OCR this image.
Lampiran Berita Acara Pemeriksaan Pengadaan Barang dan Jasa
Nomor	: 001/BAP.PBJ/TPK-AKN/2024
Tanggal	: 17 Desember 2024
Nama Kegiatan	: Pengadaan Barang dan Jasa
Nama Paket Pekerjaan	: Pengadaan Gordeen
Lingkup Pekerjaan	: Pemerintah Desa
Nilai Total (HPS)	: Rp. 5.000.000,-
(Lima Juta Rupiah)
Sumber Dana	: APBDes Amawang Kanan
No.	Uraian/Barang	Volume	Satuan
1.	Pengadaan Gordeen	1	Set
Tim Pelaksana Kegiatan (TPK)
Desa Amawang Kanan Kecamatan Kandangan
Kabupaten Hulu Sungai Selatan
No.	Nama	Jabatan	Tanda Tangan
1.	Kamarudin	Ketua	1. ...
────────────────
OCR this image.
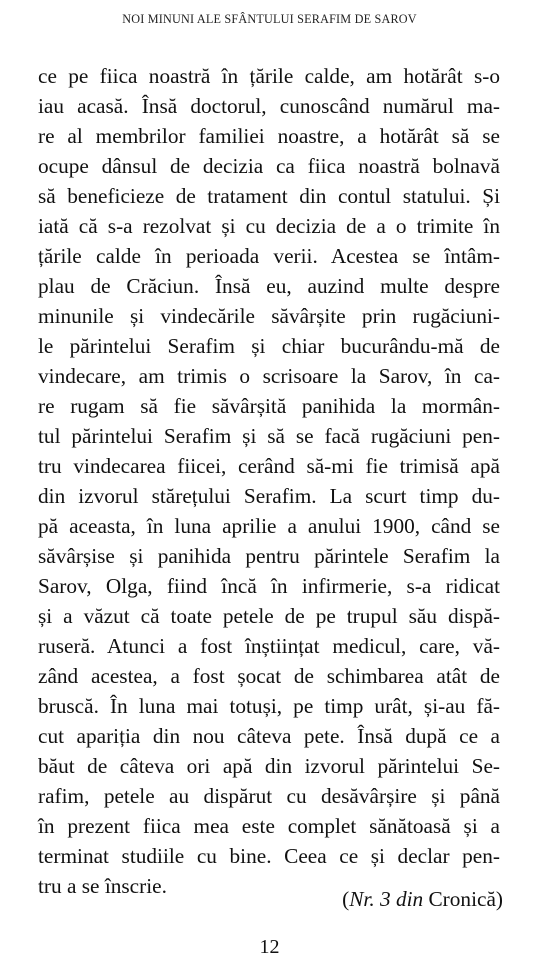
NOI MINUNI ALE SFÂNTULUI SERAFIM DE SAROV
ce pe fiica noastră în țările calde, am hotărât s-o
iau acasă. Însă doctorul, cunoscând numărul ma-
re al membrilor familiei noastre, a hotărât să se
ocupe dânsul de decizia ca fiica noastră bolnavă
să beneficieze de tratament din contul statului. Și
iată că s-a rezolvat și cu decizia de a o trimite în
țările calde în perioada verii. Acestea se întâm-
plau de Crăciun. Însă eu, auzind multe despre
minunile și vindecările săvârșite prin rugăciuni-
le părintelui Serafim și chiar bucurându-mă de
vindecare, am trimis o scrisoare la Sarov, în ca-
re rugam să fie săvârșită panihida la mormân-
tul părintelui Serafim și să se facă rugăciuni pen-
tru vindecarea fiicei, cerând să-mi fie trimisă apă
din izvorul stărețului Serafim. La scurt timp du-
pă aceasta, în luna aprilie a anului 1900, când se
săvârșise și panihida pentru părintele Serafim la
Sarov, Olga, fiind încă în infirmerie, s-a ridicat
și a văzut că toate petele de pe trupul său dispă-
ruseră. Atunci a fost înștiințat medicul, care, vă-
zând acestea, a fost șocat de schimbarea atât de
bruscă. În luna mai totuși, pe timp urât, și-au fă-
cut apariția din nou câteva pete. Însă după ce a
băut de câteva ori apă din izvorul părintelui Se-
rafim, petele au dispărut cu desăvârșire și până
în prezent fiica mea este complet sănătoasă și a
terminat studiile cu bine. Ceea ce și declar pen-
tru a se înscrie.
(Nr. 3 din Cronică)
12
────────────────
→ EXERCISE GOAL
Lines that include the word "Nama" — how many are there in the data? Answer with the number alone.

→ EXERCISE OUTPUT
3